**Stated exercise:** Arrange the material as a Markdown table with the columns "Number" and "Line", one row per line, starting at the first line and ending at the line that contains "- bar: [269, 353, 272, 427]". Leave out blank lines.

**Records shown:**
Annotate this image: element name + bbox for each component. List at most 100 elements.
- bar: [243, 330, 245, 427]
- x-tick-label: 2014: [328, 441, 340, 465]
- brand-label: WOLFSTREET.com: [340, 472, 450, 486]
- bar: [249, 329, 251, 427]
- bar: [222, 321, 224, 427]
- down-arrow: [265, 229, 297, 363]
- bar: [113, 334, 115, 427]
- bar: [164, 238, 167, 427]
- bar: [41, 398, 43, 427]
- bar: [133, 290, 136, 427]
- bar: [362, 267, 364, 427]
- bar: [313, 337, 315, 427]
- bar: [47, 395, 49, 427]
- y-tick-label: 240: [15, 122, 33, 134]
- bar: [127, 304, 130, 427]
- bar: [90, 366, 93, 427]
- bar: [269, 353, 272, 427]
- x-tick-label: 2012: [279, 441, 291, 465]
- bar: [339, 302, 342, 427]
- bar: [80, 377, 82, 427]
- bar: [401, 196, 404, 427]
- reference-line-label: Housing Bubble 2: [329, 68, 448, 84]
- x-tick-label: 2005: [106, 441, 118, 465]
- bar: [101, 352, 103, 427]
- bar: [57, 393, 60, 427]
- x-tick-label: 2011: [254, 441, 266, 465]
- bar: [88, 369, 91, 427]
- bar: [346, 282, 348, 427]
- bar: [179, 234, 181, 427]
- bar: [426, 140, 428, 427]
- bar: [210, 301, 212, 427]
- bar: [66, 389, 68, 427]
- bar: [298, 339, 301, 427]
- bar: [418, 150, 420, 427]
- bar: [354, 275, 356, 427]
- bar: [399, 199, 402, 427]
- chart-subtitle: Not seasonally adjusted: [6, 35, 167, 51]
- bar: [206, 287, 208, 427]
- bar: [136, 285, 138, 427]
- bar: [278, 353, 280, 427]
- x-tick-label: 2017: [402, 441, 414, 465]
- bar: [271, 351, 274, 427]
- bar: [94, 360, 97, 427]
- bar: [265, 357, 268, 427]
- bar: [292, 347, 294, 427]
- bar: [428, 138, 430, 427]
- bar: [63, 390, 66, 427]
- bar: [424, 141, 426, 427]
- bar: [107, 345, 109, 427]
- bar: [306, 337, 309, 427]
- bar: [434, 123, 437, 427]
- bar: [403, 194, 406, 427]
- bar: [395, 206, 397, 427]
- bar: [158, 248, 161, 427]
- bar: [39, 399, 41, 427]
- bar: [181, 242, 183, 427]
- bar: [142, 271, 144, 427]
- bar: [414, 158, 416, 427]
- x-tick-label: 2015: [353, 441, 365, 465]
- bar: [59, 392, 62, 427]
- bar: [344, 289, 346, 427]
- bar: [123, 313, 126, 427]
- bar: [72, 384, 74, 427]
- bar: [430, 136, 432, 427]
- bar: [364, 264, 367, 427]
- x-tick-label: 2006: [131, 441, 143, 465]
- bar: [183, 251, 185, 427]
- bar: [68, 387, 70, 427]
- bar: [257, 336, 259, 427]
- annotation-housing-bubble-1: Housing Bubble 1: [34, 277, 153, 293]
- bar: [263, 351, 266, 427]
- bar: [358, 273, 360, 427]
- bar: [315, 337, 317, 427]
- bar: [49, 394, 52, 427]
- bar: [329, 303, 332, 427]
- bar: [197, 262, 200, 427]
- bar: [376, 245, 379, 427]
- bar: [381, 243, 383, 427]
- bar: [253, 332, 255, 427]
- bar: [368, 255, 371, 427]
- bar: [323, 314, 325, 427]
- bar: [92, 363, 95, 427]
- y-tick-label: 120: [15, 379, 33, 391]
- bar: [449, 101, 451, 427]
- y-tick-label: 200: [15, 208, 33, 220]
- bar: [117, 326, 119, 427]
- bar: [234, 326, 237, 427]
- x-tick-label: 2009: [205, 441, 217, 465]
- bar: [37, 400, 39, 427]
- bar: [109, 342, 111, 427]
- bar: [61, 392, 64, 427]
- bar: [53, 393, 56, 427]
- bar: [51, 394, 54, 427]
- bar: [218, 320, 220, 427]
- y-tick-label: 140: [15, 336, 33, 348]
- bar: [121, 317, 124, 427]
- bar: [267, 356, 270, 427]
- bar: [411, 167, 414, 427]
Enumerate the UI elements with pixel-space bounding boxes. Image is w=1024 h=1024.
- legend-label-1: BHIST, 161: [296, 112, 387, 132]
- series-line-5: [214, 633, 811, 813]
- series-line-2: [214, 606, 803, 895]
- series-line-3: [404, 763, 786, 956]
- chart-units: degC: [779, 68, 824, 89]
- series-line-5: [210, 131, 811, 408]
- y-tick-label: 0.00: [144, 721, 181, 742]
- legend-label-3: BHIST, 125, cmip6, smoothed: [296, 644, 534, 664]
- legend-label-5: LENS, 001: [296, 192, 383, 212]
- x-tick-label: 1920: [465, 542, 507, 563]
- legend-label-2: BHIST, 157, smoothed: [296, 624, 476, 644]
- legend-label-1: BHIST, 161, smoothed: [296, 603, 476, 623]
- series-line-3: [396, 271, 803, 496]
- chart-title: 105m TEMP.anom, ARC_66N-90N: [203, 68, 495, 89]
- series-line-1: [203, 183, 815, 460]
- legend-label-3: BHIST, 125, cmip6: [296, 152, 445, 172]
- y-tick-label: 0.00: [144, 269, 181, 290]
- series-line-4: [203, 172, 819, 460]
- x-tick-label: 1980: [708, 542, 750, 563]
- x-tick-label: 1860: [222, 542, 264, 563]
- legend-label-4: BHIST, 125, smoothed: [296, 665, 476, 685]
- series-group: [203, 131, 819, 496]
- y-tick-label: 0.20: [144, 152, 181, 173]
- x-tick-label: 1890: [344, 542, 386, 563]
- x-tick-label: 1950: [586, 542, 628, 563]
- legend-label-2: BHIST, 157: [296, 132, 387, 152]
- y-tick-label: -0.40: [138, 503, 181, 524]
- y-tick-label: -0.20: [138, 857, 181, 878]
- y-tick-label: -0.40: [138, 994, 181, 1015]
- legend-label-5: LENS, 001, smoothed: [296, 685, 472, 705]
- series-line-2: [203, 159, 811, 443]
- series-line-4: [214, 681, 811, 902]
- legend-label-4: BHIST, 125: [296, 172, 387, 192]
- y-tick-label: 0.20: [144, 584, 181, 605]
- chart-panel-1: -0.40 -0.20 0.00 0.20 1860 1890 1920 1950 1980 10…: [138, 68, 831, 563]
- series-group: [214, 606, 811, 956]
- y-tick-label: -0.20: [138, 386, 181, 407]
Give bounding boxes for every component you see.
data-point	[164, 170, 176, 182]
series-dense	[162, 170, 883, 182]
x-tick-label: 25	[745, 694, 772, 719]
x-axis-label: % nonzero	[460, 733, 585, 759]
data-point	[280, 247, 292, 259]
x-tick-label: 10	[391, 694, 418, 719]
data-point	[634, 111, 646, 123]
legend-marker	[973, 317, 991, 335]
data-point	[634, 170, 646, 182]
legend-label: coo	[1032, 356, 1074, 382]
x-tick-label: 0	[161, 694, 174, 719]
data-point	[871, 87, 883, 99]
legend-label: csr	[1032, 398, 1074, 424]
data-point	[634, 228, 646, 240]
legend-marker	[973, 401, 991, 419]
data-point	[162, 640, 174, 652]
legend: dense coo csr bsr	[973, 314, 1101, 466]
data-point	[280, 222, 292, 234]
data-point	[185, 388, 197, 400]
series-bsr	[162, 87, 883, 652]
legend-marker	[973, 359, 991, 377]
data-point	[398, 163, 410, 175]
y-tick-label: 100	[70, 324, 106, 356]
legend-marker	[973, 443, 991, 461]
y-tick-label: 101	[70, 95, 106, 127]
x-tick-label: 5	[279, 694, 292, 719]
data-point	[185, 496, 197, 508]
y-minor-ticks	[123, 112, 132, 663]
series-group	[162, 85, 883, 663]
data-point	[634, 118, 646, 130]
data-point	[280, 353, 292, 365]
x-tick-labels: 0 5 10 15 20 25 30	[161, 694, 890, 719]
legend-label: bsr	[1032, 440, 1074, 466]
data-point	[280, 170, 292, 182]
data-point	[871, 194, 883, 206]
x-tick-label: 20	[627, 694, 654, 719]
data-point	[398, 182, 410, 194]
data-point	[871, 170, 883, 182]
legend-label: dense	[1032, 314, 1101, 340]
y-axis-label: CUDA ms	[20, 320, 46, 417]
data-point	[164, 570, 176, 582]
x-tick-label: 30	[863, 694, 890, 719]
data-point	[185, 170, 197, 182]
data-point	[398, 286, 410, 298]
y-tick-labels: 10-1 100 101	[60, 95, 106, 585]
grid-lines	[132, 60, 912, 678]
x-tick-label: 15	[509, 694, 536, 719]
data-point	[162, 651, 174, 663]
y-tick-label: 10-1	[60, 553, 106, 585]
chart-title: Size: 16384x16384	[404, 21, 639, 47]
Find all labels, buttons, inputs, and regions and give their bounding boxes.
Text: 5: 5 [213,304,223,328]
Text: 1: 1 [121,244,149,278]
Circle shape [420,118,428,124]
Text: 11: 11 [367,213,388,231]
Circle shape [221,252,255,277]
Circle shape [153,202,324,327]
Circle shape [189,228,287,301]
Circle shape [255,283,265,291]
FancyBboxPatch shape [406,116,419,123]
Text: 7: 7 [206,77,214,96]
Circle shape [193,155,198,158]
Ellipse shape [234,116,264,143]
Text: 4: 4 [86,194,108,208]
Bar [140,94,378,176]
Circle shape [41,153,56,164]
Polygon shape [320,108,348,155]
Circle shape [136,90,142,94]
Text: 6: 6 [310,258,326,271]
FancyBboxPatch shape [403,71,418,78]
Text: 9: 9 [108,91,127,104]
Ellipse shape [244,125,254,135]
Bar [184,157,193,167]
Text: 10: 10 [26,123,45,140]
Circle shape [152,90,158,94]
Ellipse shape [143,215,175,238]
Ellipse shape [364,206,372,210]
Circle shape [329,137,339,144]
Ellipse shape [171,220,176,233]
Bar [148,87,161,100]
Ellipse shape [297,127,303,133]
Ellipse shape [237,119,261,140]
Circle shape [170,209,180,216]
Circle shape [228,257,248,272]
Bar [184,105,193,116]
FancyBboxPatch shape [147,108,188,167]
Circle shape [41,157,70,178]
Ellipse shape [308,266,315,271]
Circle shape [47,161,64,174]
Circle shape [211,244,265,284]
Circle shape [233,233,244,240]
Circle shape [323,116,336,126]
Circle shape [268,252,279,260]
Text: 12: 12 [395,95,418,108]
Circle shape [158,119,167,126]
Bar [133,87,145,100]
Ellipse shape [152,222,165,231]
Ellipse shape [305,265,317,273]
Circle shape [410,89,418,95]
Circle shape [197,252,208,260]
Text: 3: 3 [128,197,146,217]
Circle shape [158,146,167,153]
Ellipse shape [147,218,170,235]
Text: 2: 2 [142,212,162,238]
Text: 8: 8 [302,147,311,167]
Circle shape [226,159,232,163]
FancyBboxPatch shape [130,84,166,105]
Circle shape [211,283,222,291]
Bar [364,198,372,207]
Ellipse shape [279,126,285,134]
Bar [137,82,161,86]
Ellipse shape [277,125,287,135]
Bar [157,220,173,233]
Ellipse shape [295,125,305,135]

**Answer to this task:**
| Number | Line |
|---|---|
| 1 | Annotate this image: element name + bbox for each component. List at most 100 elements. |
| 2 | - bar: [243, 330, 245, 427] |
| 3 | - x-tick-label: 2014: [328, 441, 340, 465] |
| 4 | - brand-label: WOLFSTREET.com: [340, 472, 450, 486] |
| 5 | - bar: [249, 329, 251, 427] |
| 6 | - bar: [222, 321, 224, 427] |
| 7 | - down-arrow: [265, 229, 297, 363] |
| 8 | - bar: [113, 334, 115, 427] |
| 9 | - bar: [164, 238, 167, 427] |
| 10 | - bar: [41, 398, 43, 427] |
| 11 | - bar: [133, 290, 136, 427] |
| 12 | - bar: [362, 267, 364, 427] |
| 13 | - bar: [313, 337, 315, 427] |
| 14 | - bar: [47, 395, 49, 427] |
| 15 | - y-tick-label: 240: [15, 122, 33, 134] |
| 16 | - bar: [127, 304, 130, 427] |
| 17 | - bar: [90, 366, 93, 427] |
| 18 | - bar: [269, 353, 272, 427] |